● **WHAT YOU ARE ASKED TO DO**
Separate out the lines that hold "Pickup".

Data entries
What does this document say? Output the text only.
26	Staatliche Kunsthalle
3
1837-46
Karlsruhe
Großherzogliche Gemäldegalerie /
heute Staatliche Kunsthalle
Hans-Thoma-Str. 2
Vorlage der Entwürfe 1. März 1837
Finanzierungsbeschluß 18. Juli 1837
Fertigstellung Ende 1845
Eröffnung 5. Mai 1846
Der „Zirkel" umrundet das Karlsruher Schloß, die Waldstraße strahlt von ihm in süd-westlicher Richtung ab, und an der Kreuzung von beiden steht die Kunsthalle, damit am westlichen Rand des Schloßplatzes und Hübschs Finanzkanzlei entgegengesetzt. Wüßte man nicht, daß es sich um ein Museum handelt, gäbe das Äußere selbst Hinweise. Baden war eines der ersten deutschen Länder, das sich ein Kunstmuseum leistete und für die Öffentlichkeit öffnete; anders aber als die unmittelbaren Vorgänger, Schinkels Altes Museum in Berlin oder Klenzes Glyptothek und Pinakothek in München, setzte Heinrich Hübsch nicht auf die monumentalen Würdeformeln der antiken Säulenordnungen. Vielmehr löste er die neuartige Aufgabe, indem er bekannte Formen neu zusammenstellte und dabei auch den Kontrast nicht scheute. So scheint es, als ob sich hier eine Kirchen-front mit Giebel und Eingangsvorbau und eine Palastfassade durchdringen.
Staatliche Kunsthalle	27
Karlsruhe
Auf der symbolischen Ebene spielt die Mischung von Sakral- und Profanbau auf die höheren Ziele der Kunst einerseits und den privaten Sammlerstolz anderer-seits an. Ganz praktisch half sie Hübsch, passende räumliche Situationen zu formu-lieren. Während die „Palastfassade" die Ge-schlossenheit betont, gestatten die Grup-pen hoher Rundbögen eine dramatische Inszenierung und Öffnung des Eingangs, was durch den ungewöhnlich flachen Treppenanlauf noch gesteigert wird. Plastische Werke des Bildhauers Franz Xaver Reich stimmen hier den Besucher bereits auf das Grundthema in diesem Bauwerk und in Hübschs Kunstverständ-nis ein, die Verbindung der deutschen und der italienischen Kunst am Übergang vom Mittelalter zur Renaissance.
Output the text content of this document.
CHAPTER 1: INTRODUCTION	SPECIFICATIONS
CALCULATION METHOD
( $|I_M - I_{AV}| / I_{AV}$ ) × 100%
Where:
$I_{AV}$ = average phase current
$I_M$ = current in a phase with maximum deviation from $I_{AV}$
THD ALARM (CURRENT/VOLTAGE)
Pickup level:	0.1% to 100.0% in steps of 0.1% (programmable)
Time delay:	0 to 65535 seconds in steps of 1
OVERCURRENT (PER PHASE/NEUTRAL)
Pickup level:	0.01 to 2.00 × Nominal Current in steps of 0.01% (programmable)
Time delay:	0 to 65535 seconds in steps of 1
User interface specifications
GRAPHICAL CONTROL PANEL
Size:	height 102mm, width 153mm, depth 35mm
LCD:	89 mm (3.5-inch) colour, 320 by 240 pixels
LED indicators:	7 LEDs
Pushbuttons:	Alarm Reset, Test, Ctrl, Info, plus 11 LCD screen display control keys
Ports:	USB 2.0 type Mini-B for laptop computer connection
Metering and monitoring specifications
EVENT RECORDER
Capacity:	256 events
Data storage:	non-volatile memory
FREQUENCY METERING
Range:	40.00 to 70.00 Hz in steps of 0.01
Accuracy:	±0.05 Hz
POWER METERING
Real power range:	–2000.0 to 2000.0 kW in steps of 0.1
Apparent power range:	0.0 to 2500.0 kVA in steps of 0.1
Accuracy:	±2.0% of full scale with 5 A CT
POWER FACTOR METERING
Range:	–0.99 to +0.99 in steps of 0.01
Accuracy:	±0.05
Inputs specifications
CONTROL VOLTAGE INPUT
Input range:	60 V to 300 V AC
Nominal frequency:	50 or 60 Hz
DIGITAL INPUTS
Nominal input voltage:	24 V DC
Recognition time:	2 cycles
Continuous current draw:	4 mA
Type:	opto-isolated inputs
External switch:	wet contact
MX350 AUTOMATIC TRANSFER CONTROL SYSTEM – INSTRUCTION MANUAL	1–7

● **ANSWER FOR THIS EXERCISE**
Pickup level:	0.1% to 100.0% in steps of 0.1% (programmable)
Pickup level:	0.01 to 2.00 × Nominal Current in steps of 0.01% (programmable)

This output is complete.